▸ ITEMS

______________________________

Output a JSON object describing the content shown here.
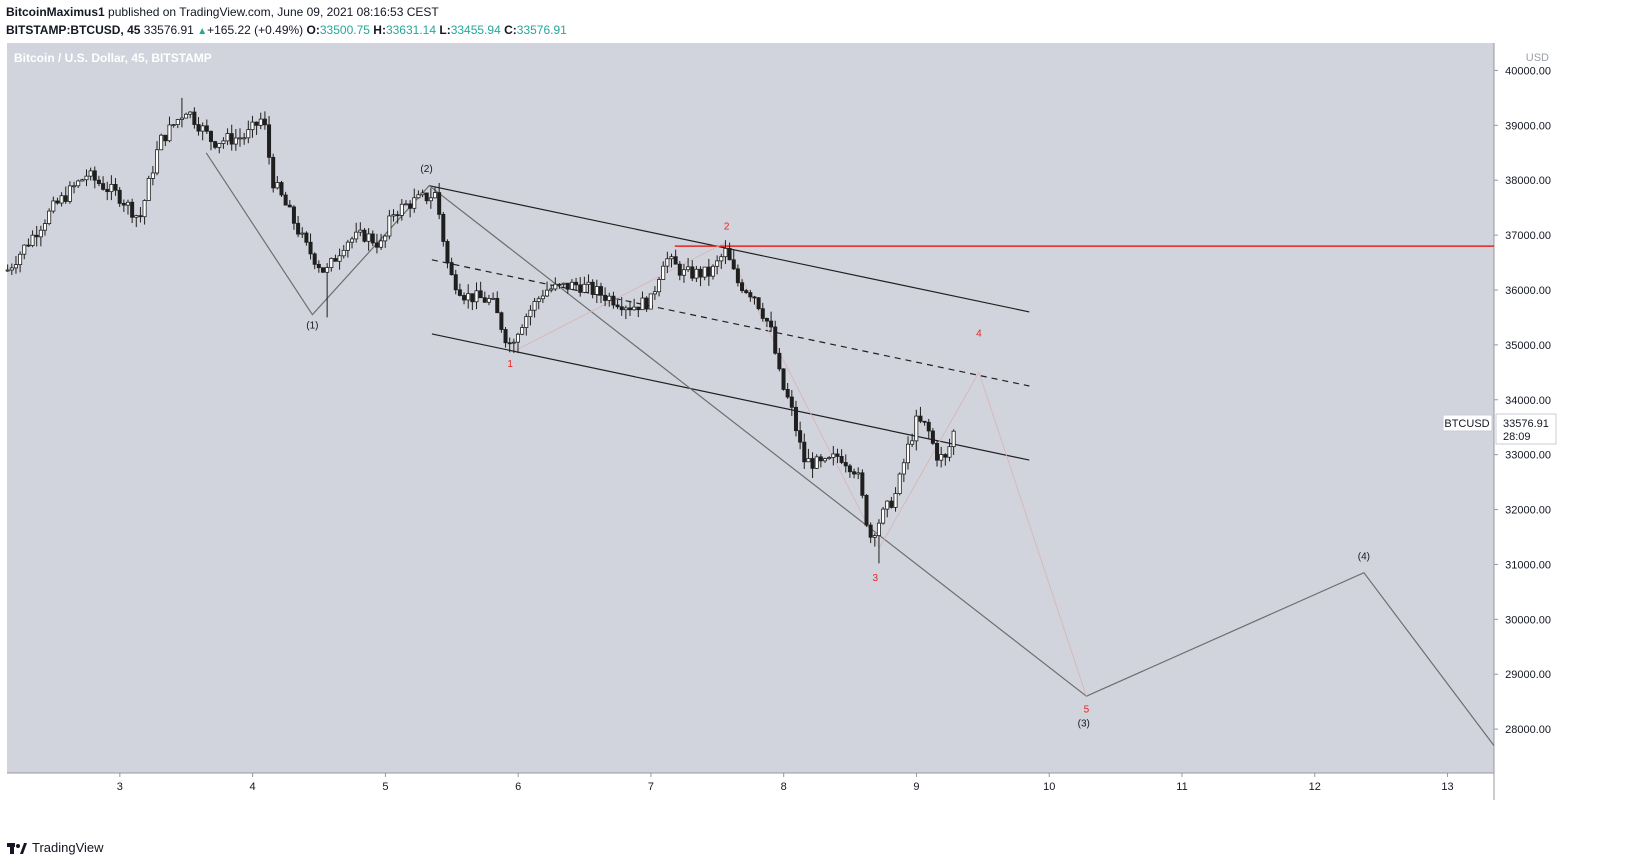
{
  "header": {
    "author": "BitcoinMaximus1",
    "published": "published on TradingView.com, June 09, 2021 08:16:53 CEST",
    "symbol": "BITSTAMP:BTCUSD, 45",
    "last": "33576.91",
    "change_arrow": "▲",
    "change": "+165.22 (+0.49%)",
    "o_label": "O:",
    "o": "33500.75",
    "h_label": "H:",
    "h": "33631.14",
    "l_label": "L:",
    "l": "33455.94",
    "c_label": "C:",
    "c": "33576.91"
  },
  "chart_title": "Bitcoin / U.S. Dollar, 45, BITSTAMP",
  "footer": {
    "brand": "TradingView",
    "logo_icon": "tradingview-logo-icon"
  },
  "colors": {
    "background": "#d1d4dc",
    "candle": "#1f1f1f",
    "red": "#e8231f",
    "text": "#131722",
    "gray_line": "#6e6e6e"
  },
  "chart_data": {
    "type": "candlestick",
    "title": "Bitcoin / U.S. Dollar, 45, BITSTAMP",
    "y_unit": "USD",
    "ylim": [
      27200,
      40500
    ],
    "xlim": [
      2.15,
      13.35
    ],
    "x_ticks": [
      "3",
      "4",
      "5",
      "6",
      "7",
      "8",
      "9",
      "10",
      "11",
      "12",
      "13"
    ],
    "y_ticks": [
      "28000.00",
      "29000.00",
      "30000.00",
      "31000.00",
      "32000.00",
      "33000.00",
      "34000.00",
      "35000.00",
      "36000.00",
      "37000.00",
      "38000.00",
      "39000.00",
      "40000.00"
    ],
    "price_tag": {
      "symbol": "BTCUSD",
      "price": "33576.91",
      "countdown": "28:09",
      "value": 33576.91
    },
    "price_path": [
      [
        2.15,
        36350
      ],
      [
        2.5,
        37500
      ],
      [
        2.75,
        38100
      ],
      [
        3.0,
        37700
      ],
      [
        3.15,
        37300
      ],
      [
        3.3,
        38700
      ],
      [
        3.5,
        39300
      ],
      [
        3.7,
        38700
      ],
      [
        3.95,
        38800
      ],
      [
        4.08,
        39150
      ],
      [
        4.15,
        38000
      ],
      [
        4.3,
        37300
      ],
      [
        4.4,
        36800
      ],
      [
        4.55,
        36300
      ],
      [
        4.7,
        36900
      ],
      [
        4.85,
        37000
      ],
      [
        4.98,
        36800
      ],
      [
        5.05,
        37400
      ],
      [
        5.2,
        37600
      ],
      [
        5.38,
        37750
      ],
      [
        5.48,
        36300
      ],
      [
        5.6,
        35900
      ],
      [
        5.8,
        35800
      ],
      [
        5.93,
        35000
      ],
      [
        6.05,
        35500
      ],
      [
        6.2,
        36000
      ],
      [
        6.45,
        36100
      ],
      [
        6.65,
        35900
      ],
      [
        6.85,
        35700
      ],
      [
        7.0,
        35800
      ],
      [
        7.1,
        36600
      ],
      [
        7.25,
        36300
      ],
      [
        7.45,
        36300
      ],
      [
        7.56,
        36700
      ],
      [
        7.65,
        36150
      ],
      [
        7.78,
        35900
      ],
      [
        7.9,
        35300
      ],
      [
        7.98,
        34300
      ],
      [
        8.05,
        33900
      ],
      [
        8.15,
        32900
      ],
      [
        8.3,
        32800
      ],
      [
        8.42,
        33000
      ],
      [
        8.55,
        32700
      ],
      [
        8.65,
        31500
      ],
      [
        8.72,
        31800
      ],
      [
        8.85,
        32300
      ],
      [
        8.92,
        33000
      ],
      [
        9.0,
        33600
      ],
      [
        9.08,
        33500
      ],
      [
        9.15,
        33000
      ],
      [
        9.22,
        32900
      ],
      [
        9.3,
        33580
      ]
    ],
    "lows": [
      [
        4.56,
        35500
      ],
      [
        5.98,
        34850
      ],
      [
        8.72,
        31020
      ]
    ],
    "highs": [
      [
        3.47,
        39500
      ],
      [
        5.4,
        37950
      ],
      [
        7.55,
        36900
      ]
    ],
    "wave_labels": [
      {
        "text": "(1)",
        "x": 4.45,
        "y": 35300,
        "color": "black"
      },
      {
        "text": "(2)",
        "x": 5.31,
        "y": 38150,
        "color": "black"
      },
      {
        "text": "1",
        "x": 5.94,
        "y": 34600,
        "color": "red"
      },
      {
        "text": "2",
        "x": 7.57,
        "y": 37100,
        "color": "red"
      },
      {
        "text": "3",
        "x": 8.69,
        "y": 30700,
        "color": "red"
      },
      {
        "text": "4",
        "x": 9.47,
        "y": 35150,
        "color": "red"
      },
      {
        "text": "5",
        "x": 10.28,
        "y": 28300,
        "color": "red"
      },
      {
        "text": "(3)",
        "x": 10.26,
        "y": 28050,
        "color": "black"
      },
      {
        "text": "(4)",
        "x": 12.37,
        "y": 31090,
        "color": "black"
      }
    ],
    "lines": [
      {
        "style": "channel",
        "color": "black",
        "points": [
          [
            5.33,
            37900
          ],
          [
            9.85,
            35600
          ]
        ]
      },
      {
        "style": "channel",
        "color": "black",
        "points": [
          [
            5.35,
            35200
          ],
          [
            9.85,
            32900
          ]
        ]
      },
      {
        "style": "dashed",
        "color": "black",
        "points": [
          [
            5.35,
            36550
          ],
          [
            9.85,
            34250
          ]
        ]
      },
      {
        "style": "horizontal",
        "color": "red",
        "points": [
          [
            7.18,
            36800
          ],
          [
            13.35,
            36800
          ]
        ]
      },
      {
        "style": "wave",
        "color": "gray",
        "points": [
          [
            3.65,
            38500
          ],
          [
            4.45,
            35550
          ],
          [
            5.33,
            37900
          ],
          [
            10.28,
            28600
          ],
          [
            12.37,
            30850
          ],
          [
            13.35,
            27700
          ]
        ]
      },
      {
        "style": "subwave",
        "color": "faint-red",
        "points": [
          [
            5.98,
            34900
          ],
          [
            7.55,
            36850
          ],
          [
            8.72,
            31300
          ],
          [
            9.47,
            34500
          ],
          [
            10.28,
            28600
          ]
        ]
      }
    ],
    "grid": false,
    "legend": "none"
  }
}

______________________________

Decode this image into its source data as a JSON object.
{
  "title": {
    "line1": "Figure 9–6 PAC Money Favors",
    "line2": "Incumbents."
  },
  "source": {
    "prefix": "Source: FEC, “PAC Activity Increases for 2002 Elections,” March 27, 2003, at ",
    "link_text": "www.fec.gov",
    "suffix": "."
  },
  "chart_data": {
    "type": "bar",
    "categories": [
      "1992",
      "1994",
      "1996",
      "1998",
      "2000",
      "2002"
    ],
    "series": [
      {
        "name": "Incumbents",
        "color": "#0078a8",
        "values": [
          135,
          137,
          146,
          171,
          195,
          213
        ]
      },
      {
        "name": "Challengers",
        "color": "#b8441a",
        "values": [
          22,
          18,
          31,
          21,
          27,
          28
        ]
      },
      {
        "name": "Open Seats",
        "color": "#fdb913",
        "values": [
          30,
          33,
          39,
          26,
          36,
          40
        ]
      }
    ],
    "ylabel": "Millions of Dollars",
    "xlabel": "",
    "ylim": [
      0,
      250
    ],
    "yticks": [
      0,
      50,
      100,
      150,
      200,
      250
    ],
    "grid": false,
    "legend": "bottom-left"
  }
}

______________________________

▸ WHAT YOU SHOULD DO
Scan the material above and determine how many lines include the word "object"; report only the number.

▸ RESPONSE TO THE EXERCISE
2